Scan the data beneath this task and copy each line that includes "joint".

(Figure collection entries)
======

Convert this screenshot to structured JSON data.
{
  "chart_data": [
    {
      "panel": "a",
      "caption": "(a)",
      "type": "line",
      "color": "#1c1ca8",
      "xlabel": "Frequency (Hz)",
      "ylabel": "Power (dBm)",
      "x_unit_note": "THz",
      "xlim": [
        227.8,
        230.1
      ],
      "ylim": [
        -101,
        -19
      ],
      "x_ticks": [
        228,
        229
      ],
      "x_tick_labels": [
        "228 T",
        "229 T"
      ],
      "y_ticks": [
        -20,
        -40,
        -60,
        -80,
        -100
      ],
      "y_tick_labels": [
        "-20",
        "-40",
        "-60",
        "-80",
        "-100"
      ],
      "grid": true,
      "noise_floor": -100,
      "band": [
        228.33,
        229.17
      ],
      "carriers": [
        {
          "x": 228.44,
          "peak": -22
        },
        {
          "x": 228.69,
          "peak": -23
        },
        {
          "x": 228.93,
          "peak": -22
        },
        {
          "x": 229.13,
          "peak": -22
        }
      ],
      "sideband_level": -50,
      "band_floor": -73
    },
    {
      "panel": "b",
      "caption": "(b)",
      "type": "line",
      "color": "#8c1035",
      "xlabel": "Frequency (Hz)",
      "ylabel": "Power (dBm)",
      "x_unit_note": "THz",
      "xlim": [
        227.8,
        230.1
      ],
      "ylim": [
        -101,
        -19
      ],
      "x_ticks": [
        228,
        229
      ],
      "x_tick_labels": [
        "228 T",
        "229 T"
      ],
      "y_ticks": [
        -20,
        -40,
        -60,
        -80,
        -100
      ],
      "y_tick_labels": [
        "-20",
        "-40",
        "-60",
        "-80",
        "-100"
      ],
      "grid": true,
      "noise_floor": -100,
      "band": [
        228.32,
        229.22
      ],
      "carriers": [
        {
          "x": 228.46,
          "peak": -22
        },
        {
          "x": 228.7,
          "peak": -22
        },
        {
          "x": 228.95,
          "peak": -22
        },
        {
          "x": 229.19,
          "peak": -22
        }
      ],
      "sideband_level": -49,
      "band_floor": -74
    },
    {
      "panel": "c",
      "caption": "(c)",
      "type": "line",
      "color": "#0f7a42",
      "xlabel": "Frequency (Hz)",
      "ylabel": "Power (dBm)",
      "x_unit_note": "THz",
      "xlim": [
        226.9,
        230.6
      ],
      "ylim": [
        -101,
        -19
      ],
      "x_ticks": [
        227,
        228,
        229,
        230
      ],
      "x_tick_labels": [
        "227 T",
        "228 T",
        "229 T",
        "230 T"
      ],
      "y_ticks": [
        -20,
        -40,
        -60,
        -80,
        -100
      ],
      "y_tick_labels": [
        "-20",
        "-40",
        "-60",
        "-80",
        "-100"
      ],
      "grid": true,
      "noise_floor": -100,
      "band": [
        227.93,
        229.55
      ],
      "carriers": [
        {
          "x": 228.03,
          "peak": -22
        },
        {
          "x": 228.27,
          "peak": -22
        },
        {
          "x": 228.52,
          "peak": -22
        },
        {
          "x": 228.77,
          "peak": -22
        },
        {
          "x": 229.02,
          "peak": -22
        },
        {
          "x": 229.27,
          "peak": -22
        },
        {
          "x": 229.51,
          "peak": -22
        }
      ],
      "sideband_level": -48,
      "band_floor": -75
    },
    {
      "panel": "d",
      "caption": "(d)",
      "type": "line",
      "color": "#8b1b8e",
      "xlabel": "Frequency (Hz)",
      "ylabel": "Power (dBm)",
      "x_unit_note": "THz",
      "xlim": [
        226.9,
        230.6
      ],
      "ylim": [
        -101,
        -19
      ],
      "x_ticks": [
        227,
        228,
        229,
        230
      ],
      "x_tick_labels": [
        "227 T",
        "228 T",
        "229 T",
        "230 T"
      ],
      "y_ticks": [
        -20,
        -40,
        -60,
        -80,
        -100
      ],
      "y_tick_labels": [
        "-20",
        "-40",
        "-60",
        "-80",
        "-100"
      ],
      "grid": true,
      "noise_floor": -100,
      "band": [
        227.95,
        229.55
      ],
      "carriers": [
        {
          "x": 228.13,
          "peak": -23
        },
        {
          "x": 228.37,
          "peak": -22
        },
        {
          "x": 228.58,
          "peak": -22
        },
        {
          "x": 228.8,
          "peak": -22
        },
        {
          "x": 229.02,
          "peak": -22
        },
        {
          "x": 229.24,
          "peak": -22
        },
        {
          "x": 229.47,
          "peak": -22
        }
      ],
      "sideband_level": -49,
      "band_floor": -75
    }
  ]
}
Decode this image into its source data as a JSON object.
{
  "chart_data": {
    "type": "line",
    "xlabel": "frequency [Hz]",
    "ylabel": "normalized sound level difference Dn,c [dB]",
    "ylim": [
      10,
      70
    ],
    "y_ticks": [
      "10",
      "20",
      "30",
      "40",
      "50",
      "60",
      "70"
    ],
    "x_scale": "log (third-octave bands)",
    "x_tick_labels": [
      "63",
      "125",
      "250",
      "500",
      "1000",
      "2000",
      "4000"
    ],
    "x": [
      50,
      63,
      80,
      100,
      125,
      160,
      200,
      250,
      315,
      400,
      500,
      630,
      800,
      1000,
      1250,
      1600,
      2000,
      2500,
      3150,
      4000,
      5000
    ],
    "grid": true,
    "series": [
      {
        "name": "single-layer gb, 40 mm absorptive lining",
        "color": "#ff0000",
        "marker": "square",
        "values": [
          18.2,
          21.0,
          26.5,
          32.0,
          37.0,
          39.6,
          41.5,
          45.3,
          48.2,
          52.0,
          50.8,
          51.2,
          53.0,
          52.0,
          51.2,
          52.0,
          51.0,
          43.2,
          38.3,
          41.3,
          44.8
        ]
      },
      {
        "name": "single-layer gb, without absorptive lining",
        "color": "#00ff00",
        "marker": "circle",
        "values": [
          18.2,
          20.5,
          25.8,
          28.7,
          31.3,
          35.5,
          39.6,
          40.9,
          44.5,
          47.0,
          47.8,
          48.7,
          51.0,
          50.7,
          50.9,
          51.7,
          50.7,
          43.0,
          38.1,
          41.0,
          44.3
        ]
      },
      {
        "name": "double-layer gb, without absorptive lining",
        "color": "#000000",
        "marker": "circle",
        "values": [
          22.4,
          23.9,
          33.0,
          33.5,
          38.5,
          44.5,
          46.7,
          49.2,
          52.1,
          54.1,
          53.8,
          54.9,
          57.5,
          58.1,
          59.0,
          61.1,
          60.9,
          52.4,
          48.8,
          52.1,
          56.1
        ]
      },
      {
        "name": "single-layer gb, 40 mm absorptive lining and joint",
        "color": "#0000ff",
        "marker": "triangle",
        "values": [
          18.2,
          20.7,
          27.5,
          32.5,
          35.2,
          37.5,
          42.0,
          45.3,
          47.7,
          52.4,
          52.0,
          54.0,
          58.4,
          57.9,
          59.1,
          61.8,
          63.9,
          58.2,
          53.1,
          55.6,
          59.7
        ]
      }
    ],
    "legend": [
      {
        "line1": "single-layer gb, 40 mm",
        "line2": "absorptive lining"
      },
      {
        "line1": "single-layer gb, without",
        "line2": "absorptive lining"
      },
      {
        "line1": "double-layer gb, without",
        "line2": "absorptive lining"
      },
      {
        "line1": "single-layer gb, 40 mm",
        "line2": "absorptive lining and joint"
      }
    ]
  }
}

======

Complete output —
        "name": "single-layer gb, 40 mm absorptive lining and joint",
        "line2": "absorptive lining and joint"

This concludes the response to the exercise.